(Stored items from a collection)
---

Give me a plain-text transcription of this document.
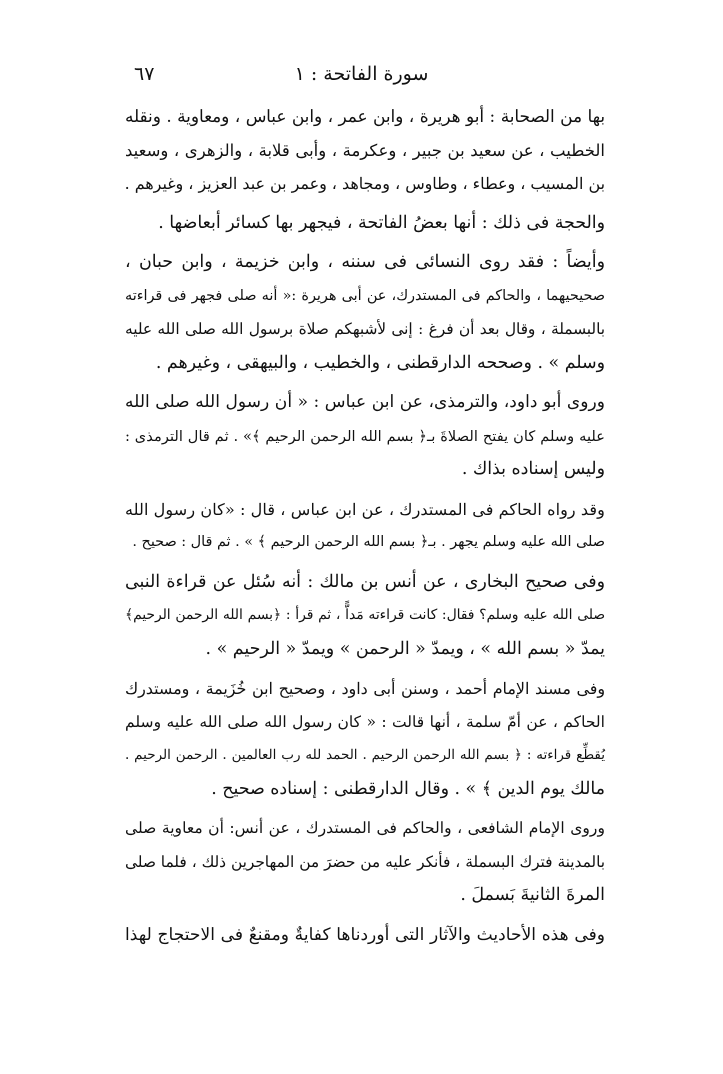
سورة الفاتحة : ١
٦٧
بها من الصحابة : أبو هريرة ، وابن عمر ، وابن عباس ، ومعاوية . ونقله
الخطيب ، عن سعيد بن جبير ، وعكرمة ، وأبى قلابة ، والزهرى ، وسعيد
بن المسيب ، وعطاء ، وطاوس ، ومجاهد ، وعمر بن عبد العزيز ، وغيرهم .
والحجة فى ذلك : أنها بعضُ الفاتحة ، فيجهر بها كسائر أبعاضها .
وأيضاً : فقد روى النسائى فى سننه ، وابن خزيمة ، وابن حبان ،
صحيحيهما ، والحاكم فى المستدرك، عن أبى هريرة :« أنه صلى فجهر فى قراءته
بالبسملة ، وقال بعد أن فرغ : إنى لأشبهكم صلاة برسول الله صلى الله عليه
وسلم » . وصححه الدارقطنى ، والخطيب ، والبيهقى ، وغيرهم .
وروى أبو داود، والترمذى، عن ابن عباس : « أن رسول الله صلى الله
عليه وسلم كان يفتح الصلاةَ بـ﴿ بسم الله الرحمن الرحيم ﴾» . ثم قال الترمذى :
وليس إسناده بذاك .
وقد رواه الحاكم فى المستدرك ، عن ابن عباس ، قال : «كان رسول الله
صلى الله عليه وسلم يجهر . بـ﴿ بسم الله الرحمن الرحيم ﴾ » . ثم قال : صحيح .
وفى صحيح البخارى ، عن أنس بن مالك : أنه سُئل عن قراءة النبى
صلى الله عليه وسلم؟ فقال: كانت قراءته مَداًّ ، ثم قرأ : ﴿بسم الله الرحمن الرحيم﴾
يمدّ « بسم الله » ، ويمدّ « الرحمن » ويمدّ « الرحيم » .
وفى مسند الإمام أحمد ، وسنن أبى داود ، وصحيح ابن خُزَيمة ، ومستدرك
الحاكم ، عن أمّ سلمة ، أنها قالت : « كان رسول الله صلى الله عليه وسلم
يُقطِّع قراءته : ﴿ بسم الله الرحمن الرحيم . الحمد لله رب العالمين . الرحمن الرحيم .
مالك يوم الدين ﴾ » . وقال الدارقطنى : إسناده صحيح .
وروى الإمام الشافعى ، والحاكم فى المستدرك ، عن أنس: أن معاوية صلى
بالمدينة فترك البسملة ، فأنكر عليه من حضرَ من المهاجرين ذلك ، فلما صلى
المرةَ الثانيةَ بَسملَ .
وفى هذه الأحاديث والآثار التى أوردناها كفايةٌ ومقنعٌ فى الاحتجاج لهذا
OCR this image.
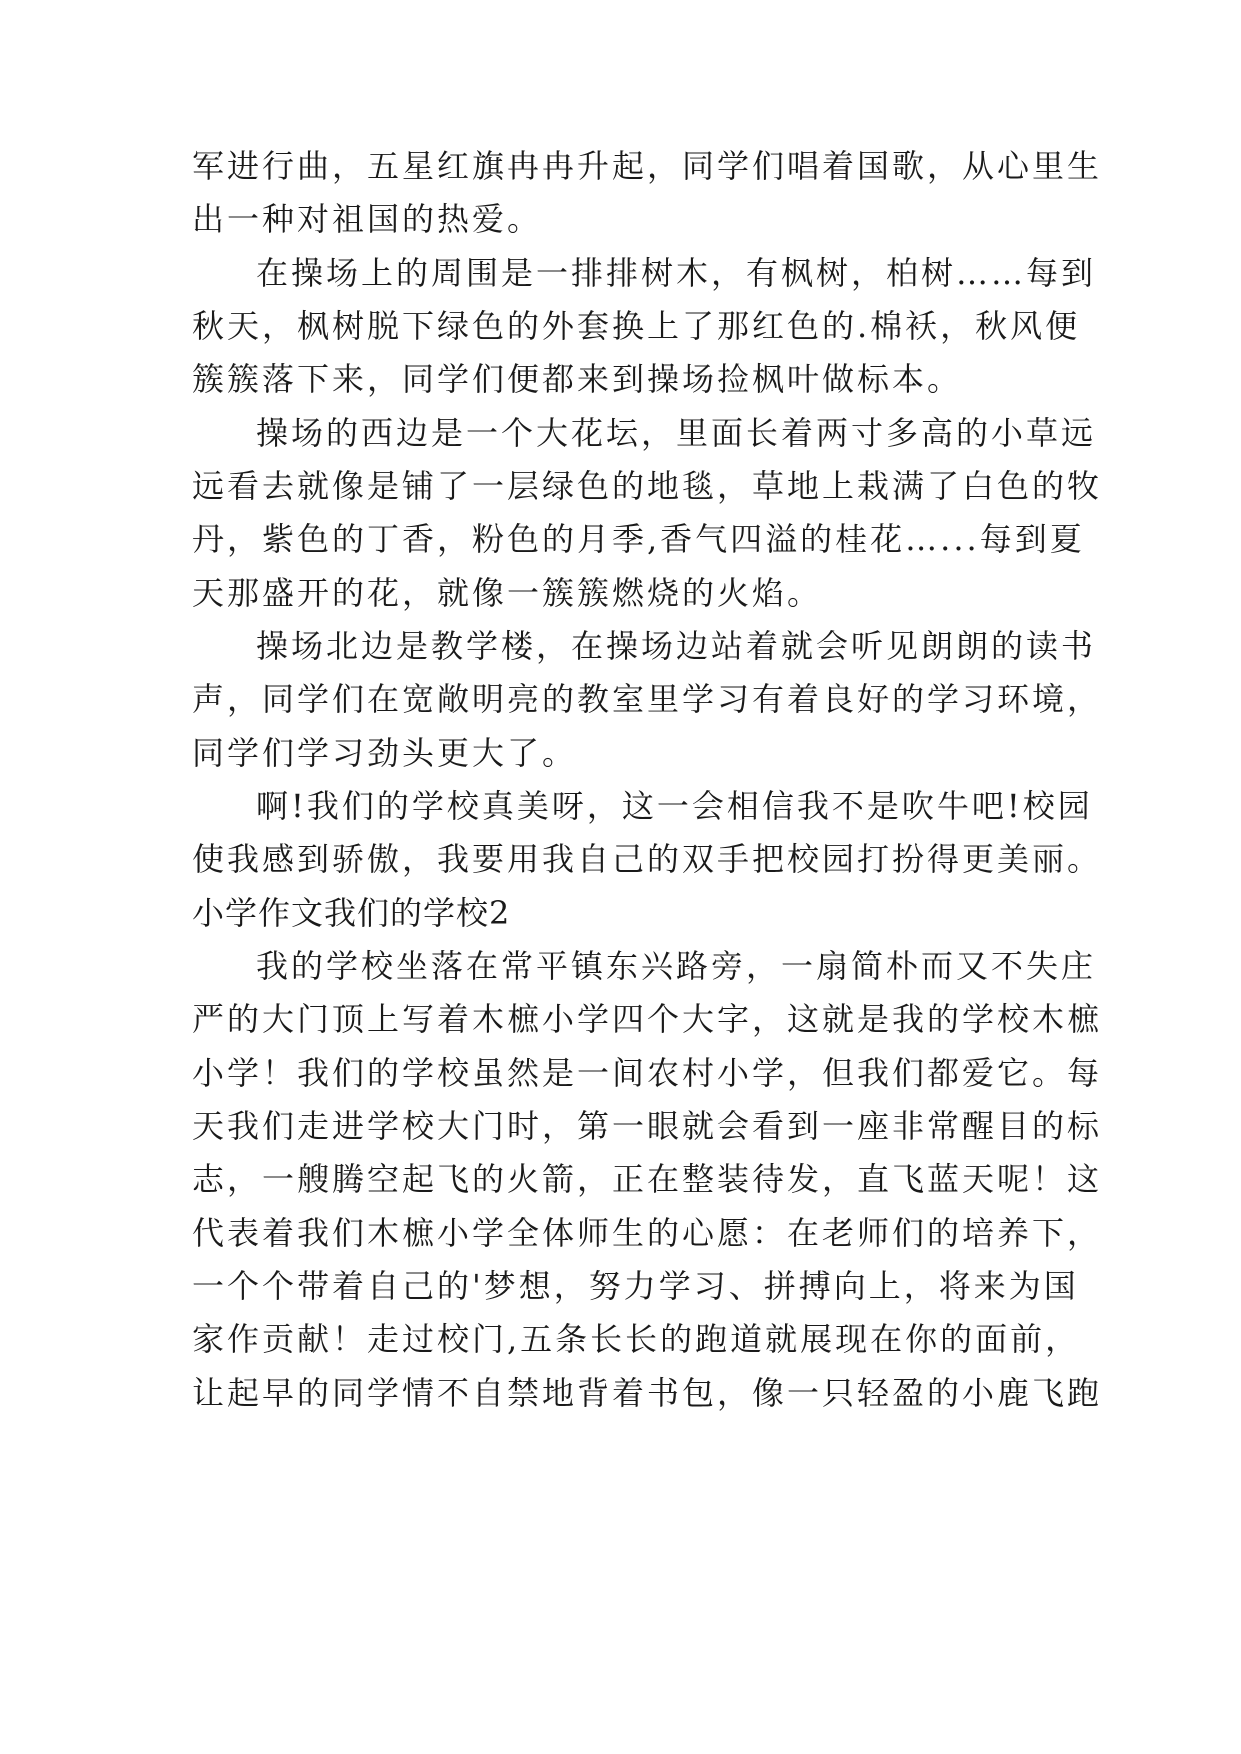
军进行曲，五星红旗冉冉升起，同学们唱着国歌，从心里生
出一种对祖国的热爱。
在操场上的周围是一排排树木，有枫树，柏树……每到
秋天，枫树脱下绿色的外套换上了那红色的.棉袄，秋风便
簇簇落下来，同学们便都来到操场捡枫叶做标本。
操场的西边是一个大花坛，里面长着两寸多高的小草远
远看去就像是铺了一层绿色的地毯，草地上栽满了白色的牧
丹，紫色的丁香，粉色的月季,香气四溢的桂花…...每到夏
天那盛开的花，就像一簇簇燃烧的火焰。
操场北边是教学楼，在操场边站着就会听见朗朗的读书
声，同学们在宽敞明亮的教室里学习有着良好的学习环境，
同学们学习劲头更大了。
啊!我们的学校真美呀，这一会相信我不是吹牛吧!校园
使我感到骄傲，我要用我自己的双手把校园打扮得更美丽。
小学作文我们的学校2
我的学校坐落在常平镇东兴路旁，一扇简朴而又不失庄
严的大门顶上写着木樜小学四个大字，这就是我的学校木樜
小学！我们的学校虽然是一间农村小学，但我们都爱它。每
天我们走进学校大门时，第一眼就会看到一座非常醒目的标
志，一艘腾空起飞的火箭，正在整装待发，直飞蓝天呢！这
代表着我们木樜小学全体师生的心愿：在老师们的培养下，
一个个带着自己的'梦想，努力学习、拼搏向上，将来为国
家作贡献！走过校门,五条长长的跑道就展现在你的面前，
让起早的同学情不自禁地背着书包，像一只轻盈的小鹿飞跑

---

» EXERCISE BRIEF
Write out all the entries word for word, but skip any images.

» SOLUTION TO THIS EXERCISE
Give me a plain-text transcription of this document.
سورة الفاتحة : ١
٦٧
بها من الصحابة : أبو هريرة ، وابن عمر ، وابن عباس ، ومعاوية . ونقله
الخطيب ، عن سعيد بن جبير ، وعكرمة ، وأبى قلابة ، والزهرى ، وسعيد
بن المسيب ، وعطاء ، وطاوس ، ومجاهد ، وعمر بن عبد العزيز ، وغيرهم .
والحجة فى ذلك : أنها بعضُ الفاتحة ، فيجهر بها كسائر أبعاضها .
وأيضاً : فقد روى النسائى فى سننه ، وابن خزيمة ، وابن حبان ،
صحيحيهما ، والحاكم فى المستدرك، عن أبى هريرة :« أنه صلى فجهر فى قراءته
بالبسملة ، وقال بعد أن فرغ : إنى لأشبهكم صلاة برسول الله صلى الله عليه
وسلم » . وصححه الدارقطنى ، والخطيب ، والبيهقى ، وغيرهم .
وروى أبو داود، والترمذى، عن ابن عباس : « أن رسول الله صلى الله
عليه وسلم كان يفتح الصلاةَ بـ﴿ بسم الله الرحمن الرحيم ﴾» . ثم قال الترمذى :
وليس إسناده بذاك .
وقد رواه الحاكم فى المستدرك ، عن ابن عباس ، قال : «كان رسول الله
صلى الله عليه وسلم يجهر . بـ﴿ بسم الله الرحمن الرحيم ﴾ » . ثم قال : صحيح .
وفى صحيح البخارى ، عن أنس بن مالك : أنه سُئل عن قراءة النبى
صلى الله عليه وسلم؟ فقال: كانت قراءته مَداًّ ، ثم قرأ : ﴿بسم الله الرحمن الرحيم﴾
يمدّ « بسم الله » ، ويمدّ « الرحمن » ويمدّ « الرحيم » .
وفى مسند الإمام أحمد ، وسنن أبى داود ، وصحيح ابن خُزَيمة ، ومستدرك
الحاكم ، عن أمّ سلمة ، أنها قالت : « كان رسول الله صلى الله عليه وسلم
يُقطِّع قراءته : ﴿ بسم الله الرحمن الرحيم . الحمد لله رب العالمين . الرحمن الرحيم .
مالك يوم الدين ﴾ » . وقال الدارقطنى : إسناده صحيح .
وروى الإمام الشافعى ، والحاكم فى المستدرك ، عن أنس: أن معاوية صلى
بالمدينة فترك البسملة ، فأنكر عليه من حضرَ من المهاجرين ذلك ، فلما صلى
المرةَ الثانيةَ بَسملَ .
وفى هذه الأحاديث والآثار التى أوردناها كفايةٌ ومقنعٌ فى الاحتجاج لهذا
OCR this image.
军进行曲，五星红旗冉冉升起，同学们唱着国歌，从心里生
出一种对祖国的热爱。
在操场上的周围是一排排树木，有枫树，柏树……每到
秋天，枫树脱下绿色的外套换上了那红色的.棉袄，秋风便
簇簇落下来，同学们便都来到操场捡枫叶做标本。
操场的西边是一个大花坛，里面长着两寸多高的小草远
远看去就像是铺了一层绿色的地毯，草地上栽满了白色的牧
丹，紫色的丁香，粉色的月季,香气四溢的桂花…...每到夏
天那盛开的花，就像一簇簇燃烧的火焰。
操场北边是教学楼，在操场边站着就会听见朗朗的读书
声，同学们在宽敞明亮的教室里学习有着良好的学习环境，
同学们学习劲头更大了。
啊!我们的学校真美呀，这一会相信我不是吹牛吧!校园
使我感到骄傲，我要用我自己的双手把校园打扮得更美丽。
小学作文我们的学校2
我的学校坐落在常平镇东兴路旁，一扇简朴而又不失庄
严的大门顶上写着木樜小学四个大字，这就是我的学校木樜
小学！我们的学校虽然是一间农村小学，但我们都爱它。每
天我们走进学校大门时，第一眼就会看到一座非常醒目的标
志，一艘腾空起飞的火箭，正在整装待发，直飞蓝天呢！这
代表着我们木樜小学全体师生的心愿：在老师们的培养下，
一个个带着自己的'梦想，努力学习、拼搏向上，将来为国
家作贡献！走过校门,五条长长的跑道就展现在你的面前，
让起早的同学情不自禁地背着书包，像一只轻盈的小鹿飞跑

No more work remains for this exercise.